* **RECORD EXCERPTS**
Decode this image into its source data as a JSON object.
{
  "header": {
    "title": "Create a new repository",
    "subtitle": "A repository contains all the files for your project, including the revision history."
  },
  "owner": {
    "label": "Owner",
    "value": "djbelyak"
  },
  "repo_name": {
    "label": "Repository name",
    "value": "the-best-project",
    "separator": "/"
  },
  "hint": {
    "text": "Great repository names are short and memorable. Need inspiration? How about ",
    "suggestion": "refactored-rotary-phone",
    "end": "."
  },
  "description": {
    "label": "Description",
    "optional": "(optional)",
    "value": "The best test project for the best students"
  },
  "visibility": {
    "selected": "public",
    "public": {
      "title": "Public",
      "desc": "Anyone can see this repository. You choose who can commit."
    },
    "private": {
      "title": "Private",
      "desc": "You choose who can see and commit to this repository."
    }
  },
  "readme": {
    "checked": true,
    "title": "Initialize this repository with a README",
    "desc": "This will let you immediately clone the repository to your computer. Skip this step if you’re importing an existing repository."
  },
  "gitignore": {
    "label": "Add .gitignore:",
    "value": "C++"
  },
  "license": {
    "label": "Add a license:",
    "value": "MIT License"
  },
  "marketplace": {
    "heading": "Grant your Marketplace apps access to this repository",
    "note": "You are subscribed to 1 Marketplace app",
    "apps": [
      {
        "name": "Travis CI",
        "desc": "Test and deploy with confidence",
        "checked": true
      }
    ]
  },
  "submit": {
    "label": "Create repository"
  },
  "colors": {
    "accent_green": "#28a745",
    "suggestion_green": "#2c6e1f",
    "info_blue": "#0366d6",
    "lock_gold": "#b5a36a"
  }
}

* **EXERCISE DESCRIPTION**
Every entry should be printed again exactly as it stands.

* **COMPLETE OUTPUT**
Decode this image into its source data as a JSON object.
{
  "header": {
    "title": "Create a new repository",
    "subtitle": "A repository contains all the files for your project, including the revision history."
  },
  "owner": {
    "label": "Owner",
    "value": "djbelyak"
  },
  "repo_name": {
    "label": "Repository name",
    "value": "the-best-project",
    "separator": "/"
  },
  "hint": {
    "text": "Great repository names are short and memorable. Need inspiration? How about ",
    "suggestion": "refactored-rotary-phone",
    "end": "."
  },
  "description": {
    "label": "Description",
    "optional": "(optional)",
    "value": "The best test project for the best students"
  },
  "visibility": {
    "selected": "public",
    "public": {
      "title": "Public",
      "desc": "Anyone can see this repository. You choose who can commit."
    },
    "private": {
      "title": "Private",
      "desc": "You choose who can see and commit to this repository."
    }
  },
  "readme": {
    "checked": true,
    "title": "Initialize this repository with a README",
    "desc": "This will let you immediately clone the repository to your computer. Skip this step if you’re importing an existing repository."
  },
  "gitignore": {
    "label": "Add .gitignore:",
    "value": "C++"
  },
  "license": {
    "label": "Add a license:",
    "value": "MIT License"
  },
  "marketplace": {
    "heading": "Grant your Marketplace apps access to this repository",
    "note": "You are subscribed to 1 Marketplace app",
    "apps": [
      {
        "name": "Travis CI",
        "desc": "Test and deploy with confidence",
        "checked": true
      }
    ]
  },
  "submit": {
    "label": "Create repository"
  },
  "colors": {
    "accent_green": "#28a745",
    "suggestion_green": "#2c6e1f",
    "info_blue": "#0366d6",
    "lock_gold": "#b5a36a"
  }
}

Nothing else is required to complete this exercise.